» What to do:
Every line holding the string "data" should be gathered.

» Provided records:
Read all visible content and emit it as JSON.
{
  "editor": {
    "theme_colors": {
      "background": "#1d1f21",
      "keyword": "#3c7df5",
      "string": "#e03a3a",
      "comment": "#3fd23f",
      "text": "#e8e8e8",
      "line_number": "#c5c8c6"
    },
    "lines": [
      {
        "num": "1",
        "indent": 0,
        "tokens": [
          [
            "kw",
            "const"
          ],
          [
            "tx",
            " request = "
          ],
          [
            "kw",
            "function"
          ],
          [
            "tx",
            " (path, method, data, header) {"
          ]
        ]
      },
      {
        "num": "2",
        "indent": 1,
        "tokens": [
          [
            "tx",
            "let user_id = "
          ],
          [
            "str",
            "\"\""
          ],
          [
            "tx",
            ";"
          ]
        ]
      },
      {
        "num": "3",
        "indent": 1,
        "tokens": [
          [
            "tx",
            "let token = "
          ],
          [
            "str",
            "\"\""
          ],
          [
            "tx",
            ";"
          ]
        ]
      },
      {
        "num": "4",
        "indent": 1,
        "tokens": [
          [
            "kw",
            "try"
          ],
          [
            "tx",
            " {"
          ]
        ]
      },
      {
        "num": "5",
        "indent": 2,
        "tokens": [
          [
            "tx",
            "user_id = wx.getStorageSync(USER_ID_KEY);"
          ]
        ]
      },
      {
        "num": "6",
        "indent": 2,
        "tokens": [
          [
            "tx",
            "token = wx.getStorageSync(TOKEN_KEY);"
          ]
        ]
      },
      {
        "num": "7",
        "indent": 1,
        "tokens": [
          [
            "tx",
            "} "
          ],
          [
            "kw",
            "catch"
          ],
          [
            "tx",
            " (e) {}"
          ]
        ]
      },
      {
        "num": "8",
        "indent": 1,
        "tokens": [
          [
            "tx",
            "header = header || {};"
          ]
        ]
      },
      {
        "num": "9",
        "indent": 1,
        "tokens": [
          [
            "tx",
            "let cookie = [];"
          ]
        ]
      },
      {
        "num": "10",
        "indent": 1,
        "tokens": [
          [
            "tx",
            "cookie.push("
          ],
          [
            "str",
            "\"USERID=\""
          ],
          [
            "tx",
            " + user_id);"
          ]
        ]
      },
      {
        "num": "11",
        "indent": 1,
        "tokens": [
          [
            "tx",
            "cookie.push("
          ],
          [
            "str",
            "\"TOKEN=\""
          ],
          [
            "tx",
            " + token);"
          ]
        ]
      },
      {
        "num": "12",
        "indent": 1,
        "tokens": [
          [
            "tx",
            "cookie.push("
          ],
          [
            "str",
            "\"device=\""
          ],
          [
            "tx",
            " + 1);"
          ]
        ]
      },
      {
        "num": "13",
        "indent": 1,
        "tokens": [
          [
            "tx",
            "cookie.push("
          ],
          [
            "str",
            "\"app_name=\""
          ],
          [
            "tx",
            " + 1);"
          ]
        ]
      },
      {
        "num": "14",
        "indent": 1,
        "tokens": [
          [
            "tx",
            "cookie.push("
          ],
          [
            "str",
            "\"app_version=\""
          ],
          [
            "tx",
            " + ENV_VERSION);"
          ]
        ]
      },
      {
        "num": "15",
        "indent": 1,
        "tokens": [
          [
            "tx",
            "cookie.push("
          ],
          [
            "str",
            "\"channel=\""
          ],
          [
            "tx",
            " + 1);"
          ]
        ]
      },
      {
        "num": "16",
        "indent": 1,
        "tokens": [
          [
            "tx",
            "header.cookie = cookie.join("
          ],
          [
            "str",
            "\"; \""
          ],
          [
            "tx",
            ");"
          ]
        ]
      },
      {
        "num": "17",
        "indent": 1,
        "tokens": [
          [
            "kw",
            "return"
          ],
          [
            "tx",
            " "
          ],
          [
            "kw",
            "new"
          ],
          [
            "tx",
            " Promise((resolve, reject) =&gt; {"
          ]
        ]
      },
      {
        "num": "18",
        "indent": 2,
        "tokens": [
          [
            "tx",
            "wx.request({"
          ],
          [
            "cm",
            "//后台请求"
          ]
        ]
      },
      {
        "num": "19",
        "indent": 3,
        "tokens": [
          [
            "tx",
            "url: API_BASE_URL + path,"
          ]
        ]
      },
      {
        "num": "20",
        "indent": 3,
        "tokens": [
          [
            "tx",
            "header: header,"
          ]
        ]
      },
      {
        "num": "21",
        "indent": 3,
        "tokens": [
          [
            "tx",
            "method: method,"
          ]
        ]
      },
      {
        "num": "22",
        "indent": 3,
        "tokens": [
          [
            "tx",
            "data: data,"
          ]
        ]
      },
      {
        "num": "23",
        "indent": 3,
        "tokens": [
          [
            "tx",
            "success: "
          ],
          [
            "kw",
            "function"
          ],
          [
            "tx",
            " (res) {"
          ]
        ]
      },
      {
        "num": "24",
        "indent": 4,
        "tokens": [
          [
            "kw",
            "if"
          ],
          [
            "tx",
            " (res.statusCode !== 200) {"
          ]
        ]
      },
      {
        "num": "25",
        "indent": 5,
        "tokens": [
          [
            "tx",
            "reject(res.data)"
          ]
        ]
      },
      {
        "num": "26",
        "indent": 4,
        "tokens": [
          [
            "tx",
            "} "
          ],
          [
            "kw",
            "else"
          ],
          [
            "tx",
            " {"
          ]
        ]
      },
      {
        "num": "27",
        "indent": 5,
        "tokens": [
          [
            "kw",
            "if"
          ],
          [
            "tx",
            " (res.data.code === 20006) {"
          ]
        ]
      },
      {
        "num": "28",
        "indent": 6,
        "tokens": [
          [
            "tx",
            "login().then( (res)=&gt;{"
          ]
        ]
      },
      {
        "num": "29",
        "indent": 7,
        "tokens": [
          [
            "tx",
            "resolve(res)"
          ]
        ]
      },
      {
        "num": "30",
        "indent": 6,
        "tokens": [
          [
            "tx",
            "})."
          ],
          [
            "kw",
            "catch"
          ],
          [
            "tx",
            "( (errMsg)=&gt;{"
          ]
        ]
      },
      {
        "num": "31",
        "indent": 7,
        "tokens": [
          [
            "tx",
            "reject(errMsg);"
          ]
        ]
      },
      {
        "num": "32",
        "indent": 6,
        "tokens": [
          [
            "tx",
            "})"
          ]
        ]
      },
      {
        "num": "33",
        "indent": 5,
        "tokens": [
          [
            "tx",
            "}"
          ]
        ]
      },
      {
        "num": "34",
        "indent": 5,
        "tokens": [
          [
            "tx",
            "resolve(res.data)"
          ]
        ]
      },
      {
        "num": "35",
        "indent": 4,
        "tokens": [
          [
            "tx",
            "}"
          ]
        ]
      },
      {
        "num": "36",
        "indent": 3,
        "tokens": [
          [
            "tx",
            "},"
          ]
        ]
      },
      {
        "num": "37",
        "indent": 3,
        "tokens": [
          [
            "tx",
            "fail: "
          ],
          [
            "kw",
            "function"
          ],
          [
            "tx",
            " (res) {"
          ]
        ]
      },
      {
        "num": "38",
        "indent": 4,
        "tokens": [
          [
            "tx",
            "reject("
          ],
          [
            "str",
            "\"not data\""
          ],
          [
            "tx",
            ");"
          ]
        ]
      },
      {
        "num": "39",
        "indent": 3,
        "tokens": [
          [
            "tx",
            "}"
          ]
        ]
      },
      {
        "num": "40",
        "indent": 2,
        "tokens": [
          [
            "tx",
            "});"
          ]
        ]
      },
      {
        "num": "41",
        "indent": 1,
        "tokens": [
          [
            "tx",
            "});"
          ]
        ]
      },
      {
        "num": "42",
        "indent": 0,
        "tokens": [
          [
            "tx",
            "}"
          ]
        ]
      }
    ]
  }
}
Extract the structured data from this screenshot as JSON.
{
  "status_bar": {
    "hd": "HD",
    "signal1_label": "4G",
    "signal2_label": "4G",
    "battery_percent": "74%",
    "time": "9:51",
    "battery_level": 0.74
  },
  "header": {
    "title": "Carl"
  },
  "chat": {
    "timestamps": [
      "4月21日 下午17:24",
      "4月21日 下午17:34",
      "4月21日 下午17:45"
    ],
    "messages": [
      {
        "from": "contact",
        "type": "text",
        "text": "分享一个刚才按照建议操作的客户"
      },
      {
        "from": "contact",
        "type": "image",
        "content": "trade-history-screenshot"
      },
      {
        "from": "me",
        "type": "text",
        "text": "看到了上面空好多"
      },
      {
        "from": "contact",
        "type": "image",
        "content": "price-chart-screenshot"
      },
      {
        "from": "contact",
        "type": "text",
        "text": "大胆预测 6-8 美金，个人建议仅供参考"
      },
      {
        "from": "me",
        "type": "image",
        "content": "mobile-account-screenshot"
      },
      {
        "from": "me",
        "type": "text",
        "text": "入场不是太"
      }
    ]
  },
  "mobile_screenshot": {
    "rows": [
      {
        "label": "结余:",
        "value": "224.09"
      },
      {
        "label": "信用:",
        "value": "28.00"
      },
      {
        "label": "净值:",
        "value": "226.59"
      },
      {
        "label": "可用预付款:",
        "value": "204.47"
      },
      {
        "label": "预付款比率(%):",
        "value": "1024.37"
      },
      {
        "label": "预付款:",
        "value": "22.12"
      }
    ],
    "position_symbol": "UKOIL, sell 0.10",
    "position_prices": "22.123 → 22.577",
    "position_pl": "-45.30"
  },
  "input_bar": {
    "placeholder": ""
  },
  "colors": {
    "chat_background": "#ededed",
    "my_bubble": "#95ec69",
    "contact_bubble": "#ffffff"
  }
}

» Finished task:
            " (path, method, data, header) {"
            "data: data,"
            "reject(res.data)"
            " (res.data.code === 20006) {"
            "resolve(res.data)"
            "\"not data\""
Extract the structured data from this screenshot as JSON.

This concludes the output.